What is asked: Output the entries verbatim, including every line.

/---

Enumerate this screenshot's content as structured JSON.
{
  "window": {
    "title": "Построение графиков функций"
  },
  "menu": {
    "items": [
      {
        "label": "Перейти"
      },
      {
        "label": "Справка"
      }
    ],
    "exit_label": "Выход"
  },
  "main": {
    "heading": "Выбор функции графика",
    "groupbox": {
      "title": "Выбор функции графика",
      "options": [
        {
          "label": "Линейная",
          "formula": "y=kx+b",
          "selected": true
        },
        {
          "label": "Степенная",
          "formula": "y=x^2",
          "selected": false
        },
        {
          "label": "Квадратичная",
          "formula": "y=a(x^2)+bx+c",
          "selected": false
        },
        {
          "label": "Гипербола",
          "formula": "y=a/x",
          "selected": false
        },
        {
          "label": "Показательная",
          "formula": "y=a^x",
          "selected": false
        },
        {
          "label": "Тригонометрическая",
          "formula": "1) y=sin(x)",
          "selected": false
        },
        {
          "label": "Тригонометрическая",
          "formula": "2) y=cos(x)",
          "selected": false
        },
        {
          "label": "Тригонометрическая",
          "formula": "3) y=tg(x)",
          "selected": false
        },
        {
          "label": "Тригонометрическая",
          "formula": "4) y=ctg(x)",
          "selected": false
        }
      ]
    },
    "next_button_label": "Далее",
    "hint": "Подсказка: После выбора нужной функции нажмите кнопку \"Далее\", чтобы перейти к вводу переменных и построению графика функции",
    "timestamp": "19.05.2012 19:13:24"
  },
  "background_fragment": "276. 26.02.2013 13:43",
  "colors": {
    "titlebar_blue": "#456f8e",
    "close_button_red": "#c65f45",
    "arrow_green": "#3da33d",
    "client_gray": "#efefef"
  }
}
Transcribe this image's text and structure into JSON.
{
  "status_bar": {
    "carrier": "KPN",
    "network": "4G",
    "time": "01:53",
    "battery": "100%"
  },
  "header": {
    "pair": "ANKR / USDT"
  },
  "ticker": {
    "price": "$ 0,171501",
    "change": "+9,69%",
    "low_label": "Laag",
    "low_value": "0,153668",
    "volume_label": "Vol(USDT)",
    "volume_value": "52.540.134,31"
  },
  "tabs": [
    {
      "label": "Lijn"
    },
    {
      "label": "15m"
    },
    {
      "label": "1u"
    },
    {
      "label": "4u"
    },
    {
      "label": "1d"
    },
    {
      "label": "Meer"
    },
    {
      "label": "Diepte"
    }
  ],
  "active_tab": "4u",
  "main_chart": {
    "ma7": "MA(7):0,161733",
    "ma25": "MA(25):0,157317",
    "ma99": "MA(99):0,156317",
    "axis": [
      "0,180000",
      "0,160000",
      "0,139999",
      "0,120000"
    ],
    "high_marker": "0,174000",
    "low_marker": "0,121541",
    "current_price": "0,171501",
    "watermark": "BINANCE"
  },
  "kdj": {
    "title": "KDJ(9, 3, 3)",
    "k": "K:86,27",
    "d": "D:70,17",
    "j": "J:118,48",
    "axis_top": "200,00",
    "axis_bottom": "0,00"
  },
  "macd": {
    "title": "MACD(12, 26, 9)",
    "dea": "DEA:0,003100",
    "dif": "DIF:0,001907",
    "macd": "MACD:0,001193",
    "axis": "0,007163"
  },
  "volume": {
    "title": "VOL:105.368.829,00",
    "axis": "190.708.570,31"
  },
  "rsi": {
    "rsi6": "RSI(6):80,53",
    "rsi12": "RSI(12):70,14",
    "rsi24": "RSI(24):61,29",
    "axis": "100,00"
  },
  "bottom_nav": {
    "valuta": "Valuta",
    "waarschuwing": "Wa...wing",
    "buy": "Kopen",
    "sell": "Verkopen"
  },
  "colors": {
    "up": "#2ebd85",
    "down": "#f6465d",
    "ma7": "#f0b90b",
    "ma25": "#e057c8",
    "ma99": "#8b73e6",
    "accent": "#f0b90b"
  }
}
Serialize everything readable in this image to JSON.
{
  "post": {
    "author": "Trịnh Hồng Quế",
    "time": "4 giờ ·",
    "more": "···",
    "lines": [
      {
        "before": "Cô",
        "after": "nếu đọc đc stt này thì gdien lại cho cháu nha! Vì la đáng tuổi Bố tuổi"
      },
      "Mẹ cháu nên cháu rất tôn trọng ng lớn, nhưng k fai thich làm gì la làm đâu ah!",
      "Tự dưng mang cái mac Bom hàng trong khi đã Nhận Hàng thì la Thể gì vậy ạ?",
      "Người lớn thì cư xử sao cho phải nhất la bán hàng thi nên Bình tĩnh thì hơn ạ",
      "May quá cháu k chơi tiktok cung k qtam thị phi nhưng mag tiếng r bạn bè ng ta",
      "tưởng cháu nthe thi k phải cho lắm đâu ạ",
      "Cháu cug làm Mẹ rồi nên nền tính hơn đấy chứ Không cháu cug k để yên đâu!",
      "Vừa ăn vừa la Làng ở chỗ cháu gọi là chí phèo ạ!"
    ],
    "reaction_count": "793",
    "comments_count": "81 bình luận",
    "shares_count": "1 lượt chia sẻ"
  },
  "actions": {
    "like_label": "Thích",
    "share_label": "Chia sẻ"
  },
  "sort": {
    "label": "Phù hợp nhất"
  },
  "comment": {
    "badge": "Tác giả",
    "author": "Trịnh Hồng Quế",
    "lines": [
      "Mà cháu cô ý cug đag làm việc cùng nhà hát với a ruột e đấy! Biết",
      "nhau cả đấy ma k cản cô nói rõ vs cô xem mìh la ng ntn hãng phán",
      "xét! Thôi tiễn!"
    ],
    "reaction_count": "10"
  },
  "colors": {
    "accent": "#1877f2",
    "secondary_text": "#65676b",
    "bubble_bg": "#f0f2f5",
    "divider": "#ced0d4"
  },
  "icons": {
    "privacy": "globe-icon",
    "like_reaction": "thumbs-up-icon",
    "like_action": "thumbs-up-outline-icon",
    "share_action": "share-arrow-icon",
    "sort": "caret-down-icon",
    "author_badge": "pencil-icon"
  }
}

\---

Exercise response:
Enumerate this screenshot's content as structured JSON.
{
  "window": {
    "title": "Построение графиков функций"
  },
  "menu": {
    "items": [
      {
        "label": "Перейти"
      },
      {
        "label": "Справка"
      }
    ],
    "exit_label": "Выход"
  },
  "main": {
    "heading": "Выбор функции графика",
    "groupbox": {
      "title": "Выбор функции графика",
      "options": [
        {
          "label": "Линейная",
          "formula": "y=kx+b",
          "selected": true
        },
        {
          "label": "Степенная",
          "formula": "y=x^2",
          "selected": false
        },
        {
          "label": "Квадратичная",
          "formula": "y=a(x^2)+bx+c",
          "selected": false
        },
        {
          "label": "Гипербола",
          "formula": "y=a/x",
          "selected": false
        },
        {
          "label": "Показательная",
          "formula": "y=a^x",
          "selected": false
        },
        {
          "label": "Тригонометрическая",
          "formula": "1) y=sin(x)",
          "selected": false
        },
        {
          "label": "Тригонометрическая",
          "formula": "2) y=cos(x)",
          "selected": false
        },
        {
          "label": "Тригонометрическая",
          "formula": "3) y=tg(x)",
          "selected": false
        },
        {
          "label": "Тригонометрическая",
          "formula": "4) y=ctg(x)",
          "selected": false
        }
      ]
    },
    "next_button_label": "Далее",
    "hint": "Подсказка: После выбора нужной функции нажмите кнопку \"Далее\", чтобы перейти к вводу переменных и построению графика функции",
    "timestamp": "19.05.2012 19:13:24"
  },
  "background_fragment": "276. 26.02.2013 13:43",
  "colors": {
    "titlebar_blue": "#456f8e",
    "close_button_red": "#c65f45",
    "arrow_green": "#3da33d",
    "client_gray": "#efefef"
  }
}
Transcribe this image's text and structure into JSON.
{
  "status_bar": {
    "carrier": "KPN",
    "network": "4G",
    "time": "01:53",
    "battery": "100%"
  },
  "header": {
    "pair": "ANKR / USDT"
  },
  "ticker": {
    "price": "$ 0,171501",
    "change": "+9,69%",
    "low_label": "Laag",
    "low_value": "0,153668",
    "volume_label": "Vol(USDT)",
    "volume_value": "52.540.134,31"
  },
  "tabs": [
    {
      "label": "Lijn"
    },
    {
      "label": "15m"
    },
    {
      "label": "1u"
    },
    {
      "label": "4u"
    },
    {
      "label": "1d"
    },
    {
      "label": "Meer"
    },
    {
      "label": "Diepte"
    }
  ],
  "active_tab": "4u",
  "main_chart": {
    "ma7": "MA(7):0,161733",
    "ma25": "MA(25):0,157317",
    "ma99": "MA(99):0,156317",
    "axis": [
      "0,180000",
      "0,160000",
      "0,139999",
      "0,120000"
    ],
    "high_marker": "0,174000",
    "low_marker": "0,121541",
    "current_price": "0,171501",
    "watermark": "BINANCE"
  },
  "kdj": {
    "title": "KDJ(9, 3, 3)",
    "k": "K:86,27",
    "d": "D:70,17",
    "j": "J:118,48",
    "axis_top": "200,00",
    "axis_bottom": "0,00"
  },
  "macd": {
    "title": "MACD(12, 26, 9)",
    "dea": "DEA:0,003100",
    "dif": "DIF:0,001907",
    "macd": "MACD:0,001193",
    "axis": "0,007163"
  },
  "volume": {
    "title": "VOL:105.368.829,00",
    "axis": "190.708.570,31"
  },
  "rsi": {
    "rsi6": "RSI(6):80,53",
    "rsi12": "RSI(12):70,14",
    "rsi24": "RSI(24):61,29",
    "axis": "100,00"
  },
  "bottom_nav": {
    "valuta": "Valuta",
    "waarschuwing": "Wa...wing",
    "buy": "Kopen",
    "sell": "Verkopen"
  },
  "colors": {
    "up": "#2ebd85",
    "down": "#f6465d",
    "ma7": "#f0b90b",
    "ma25": "#e057c8",
    "ma99": "#8b73e6",
    "accent": "#f0b90b"
  }
}
Serialize everything readable in this image to JSON.
{
  "post": {
    "author": "Trịnh Hồng Quế",
    "time": "4 giờ ·",
    "more": "···",
    "lines": [
      {
        "before": "Cô",
        "after": "nếu đọc đc stt này thì gdien lại cho cháu nha! Vì la đáng tuổi Bố tuổi"
      },
      "Mẹ cháu nên cháu rất tôn trọng ng lớn, nhưng k fai thich làm gì la làm đâu ah!",
      "Tự dưng mang cái mac Bom hàng trong khi đã Nhận Hàng thì la Thể gì vậy ạ?",
      "Người lớn thì cư xử sao cho phải nhất la bán hàng thi nên Bình tĩnh thì hơn ạ",
      "May quá cháu k chơi tiktok cung k qtam thị phi nhưng mag tiếng r bạn bè ng ta",
      "tưởng cháu nthe thi k phải cho lắm đâu ạ",
      "Cháu cug làm Mẹ rồi nên nền tính hơn đấy chứ Không cháu cug k để yên đâu!",
      "Vừa ăn vừa la Làng ở chỗ cháu gọi là chí phèo ạ!"
    ],
    "reaction_count": "793",
    "comments_count": "81 bình luận",
    "shares_count": "1 lượt chia sẻ"
  },
  "actions": {
    "like_label": "Thích",
    "share_label": "Chia sẻ"
  },
  "sort": {
    "label": "Phù hợp nhất"
  },
  "comment": {
    "badge": "Tác giả",
    "author": "Trịnh Hồng Quế",
    "lines": [
      "Mà cháu cô ý cug đag làm việc cùng nhà hát với a ruột e đấy! Biết",
      "nhau cả đấy ma k cản cô nói rõ vs cô xem mìh la ng ntn hãng phán",
      "xét! Thôi tiễn!"
    ],
    "reaction_count": "10"
  },
  "colors": {
    "accent": "#1877f2",
    "secondary_text": "#65676b",
    "bubble_bg": "#f0f2f5",
    "divider": "#ced0d4"
  },
  "icons": {
    "privacy": "globe-icon",
    "like_reaction": "thumbs-up-icon",
    "like_action": "thumbs-up-outline-icon",
    "share_action": "share-arrow-icon",
    "sort": "caret-down-icon",
    "author_badge": "pencil-icon"
  }
}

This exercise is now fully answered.